Dataset excerpt
※ ※ ※

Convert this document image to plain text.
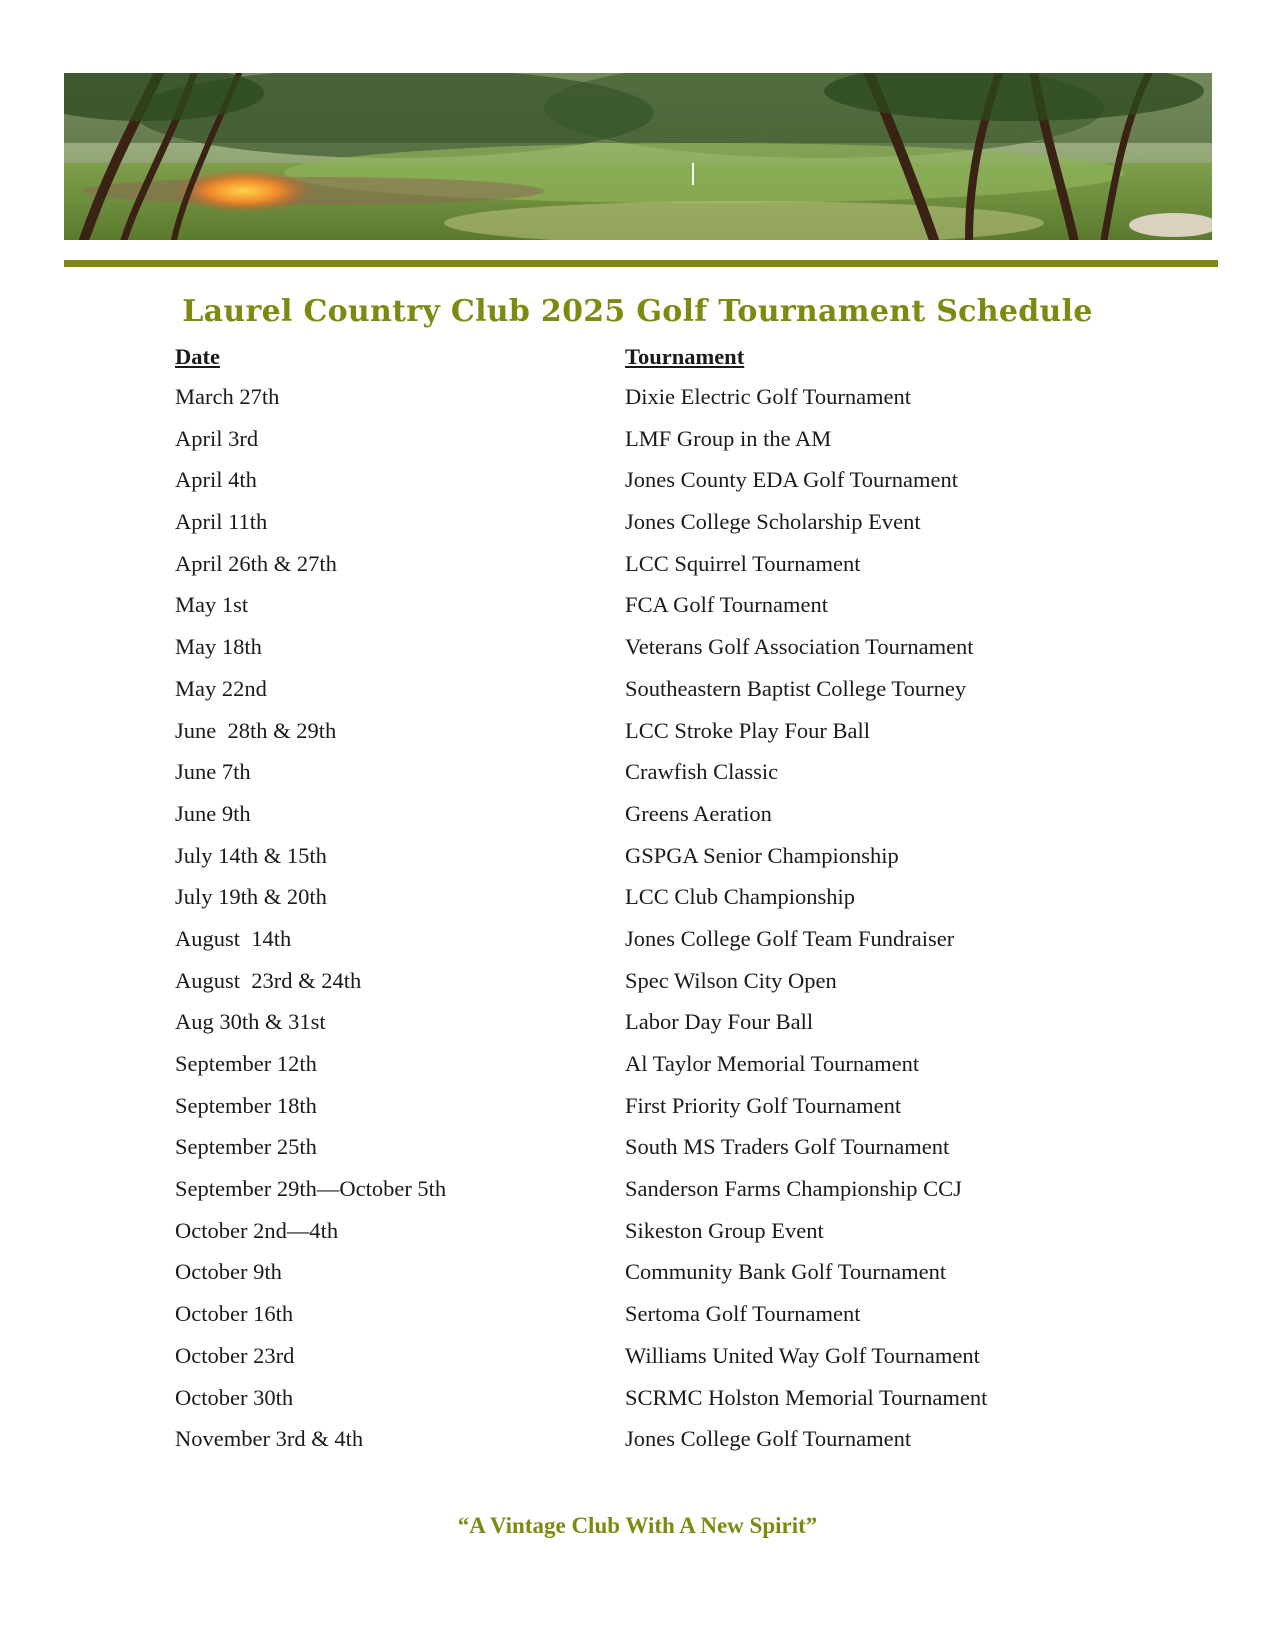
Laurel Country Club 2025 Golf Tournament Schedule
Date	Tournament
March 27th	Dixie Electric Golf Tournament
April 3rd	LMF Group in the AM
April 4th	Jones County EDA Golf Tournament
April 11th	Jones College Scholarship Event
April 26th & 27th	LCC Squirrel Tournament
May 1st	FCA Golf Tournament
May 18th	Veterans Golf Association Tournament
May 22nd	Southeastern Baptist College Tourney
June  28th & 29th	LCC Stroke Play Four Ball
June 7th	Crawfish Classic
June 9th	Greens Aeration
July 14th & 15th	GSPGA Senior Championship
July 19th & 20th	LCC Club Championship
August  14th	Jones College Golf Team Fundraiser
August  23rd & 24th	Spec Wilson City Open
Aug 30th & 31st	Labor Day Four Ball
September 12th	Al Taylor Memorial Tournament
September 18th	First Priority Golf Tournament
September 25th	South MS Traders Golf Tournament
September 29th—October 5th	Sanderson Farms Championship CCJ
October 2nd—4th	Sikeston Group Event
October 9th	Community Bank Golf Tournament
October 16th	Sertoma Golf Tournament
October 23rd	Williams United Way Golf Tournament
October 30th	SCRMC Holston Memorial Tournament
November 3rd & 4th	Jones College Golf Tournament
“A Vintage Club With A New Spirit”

※ ※ ※

What to produce: Working from the entries above, return all lines that contain "Club".

Result of this exercise:
Laurel Country Club 2025 Golf Tournament Schedule
July 19th & 20th	LCC Club Championship
“A Vintage Club With A New Spirit”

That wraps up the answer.